Stored records
╔══
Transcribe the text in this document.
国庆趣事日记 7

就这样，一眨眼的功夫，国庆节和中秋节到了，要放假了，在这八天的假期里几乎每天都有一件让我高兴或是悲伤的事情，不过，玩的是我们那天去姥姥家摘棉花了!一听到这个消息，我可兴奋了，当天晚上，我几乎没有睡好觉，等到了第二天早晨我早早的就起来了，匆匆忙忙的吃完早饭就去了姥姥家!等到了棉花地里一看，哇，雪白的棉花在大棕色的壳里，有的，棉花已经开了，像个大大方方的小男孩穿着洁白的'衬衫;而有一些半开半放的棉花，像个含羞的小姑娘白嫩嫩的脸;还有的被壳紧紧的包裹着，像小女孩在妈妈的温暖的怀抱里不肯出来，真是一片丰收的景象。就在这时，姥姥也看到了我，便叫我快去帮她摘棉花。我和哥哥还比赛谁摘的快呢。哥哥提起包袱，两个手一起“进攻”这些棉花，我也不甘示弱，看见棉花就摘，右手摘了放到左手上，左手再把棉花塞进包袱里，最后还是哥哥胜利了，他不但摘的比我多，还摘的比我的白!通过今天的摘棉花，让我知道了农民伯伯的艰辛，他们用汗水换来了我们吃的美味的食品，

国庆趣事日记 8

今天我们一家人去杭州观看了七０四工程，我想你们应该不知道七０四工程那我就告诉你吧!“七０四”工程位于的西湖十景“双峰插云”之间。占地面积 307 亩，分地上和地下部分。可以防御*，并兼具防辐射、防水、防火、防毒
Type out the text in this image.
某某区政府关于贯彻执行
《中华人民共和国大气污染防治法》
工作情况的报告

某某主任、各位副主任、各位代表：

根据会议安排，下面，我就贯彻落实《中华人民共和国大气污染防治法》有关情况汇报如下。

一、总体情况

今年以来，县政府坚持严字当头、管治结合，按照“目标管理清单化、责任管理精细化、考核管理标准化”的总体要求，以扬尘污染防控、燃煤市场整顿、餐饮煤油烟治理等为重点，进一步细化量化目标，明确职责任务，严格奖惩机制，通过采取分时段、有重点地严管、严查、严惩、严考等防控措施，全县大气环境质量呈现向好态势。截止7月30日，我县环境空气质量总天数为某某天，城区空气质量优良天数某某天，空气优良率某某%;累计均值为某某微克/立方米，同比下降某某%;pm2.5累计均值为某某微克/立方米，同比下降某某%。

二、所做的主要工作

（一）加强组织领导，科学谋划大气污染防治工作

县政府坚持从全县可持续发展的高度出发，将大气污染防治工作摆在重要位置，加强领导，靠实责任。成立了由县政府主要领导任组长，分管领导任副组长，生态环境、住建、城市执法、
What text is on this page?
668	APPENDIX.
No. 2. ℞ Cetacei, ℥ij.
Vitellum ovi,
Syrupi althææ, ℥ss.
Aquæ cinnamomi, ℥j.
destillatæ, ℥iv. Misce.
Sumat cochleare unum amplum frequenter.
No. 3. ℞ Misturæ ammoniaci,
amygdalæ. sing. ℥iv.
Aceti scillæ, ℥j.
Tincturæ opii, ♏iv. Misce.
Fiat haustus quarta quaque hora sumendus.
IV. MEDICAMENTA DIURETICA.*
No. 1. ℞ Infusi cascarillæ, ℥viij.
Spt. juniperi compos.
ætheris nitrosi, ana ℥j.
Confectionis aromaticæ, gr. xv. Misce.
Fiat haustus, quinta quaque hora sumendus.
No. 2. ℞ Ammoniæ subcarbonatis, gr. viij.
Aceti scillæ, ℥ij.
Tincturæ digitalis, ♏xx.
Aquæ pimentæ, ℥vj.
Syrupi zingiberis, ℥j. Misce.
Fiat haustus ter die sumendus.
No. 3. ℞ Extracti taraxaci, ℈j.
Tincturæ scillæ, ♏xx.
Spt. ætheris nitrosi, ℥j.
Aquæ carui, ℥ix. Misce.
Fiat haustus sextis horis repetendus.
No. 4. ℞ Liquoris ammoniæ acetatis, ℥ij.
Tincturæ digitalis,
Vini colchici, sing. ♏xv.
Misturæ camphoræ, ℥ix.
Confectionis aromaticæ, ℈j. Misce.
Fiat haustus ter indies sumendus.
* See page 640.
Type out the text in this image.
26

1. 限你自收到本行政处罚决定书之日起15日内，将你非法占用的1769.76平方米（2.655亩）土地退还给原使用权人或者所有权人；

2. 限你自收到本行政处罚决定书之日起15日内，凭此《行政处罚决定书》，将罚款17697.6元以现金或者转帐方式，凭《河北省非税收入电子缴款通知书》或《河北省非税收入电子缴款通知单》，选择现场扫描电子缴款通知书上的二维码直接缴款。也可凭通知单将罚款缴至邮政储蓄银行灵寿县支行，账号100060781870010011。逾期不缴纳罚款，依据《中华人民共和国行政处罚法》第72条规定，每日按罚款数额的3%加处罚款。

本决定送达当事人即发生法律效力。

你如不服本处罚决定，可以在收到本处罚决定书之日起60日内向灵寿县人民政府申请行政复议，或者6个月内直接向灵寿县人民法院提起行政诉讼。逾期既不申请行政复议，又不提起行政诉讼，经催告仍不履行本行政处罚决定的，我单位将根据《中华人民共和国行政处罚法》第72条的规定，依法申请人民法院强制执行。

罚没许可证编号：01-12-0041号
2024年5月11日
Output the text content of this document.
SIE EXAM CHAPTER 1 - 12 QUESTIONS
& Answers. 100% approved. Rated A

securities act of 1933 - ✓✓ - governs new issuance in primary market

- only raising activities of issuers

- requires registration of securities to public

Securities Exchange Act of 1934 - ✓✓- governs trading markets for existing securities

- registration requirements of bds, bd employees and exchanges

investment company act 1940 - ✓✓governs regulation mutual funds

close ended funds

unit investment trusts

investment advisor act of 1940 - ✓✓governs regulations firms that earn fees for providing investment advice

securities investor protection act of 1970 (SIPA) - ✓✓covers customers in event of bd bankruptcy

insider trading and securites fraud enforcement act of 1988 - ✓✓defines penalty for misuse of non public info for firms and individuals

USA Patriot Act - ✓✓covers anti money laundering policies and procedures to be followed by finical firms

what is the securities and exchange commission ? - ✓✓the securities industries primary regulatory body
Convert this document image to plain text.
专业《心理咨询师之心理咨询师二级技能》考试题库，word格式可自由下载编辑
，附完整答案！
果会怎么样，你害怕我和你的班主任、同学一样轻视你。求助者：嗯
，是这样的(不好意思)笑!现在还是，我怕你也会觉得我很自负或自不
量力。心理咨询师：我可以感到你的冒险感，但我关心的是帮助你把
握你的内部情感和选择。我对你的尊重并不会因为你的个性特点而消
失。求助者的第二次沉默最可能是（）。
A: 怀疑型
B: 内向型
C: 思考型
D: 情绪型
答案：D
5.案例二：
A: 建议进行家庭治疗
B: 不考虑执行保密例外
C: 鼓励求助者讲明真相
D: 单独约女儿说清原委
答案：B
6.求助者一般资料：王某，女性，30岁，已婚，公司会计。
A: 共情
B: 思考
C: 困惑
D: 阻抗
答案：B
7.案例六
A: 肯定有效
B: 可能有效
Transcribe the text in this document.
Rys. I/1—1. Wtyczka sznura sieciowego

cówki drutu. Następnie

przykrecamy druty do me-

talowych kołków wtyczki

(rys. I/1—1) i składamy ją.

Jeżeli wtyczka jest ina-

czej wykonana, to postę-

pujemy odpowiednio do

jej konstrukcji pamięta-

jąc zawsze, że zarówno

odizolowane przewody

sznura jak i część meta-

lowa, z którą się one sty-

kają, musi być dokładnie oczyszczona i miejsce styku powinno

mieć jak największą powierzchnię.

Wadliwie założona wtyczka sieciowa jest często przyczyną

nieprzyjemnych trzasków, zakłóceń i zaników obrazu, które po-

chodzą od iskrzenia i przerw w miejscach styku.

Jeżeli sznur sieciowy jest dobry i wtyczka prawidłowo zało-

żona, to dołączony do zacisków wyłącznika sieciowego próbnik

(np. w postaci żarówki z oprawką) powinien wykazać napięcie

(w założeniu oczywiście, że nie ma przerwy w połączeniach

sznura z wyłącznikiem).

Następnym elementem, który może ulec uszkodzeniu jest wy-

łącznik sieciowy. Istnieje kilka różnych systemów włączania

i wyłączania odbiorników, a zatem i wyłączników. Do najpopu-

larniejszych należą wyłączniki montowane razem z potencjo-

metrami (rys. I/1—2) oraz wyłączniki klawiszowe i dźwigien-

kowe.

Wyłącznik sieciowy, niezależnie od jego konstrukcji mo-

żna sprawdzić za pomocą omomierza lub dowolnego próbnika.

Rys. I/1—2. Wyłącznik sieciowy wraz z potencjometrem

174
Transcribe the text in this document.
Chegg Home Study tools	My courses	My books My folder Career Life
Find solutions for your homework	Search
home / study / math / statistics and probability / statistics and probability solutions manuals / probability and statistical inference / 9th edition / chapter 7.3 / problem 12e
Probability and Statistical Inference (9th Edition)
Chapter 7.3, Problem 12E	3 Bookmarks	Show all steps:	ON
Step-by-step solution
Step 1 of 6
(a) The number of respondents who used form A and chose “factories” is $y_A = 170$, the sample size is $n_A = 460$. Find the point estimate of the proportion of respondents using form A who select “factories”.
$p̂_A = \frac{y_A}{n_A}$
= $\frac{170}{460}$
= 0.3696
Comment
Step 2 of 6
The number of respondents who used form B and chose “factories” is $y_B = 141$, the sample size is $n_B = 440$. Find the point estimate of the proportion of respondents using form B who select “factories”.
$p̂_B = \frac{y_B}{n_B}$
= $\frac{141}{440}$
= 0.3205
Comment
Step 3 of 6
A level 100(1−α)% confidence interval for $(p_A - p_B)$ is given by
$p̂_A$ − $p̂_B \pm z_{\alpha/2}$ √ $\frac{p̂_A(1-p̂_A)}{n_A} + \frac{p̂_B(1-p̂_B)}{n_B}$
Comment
╚══
§ Your instructions
Copy every line that includes the string "quaque" from the material above.

§ Output below
Fiat haustus quarta quaque hora sumendus.
Fiat haustus, quinta quaque hora sumendus.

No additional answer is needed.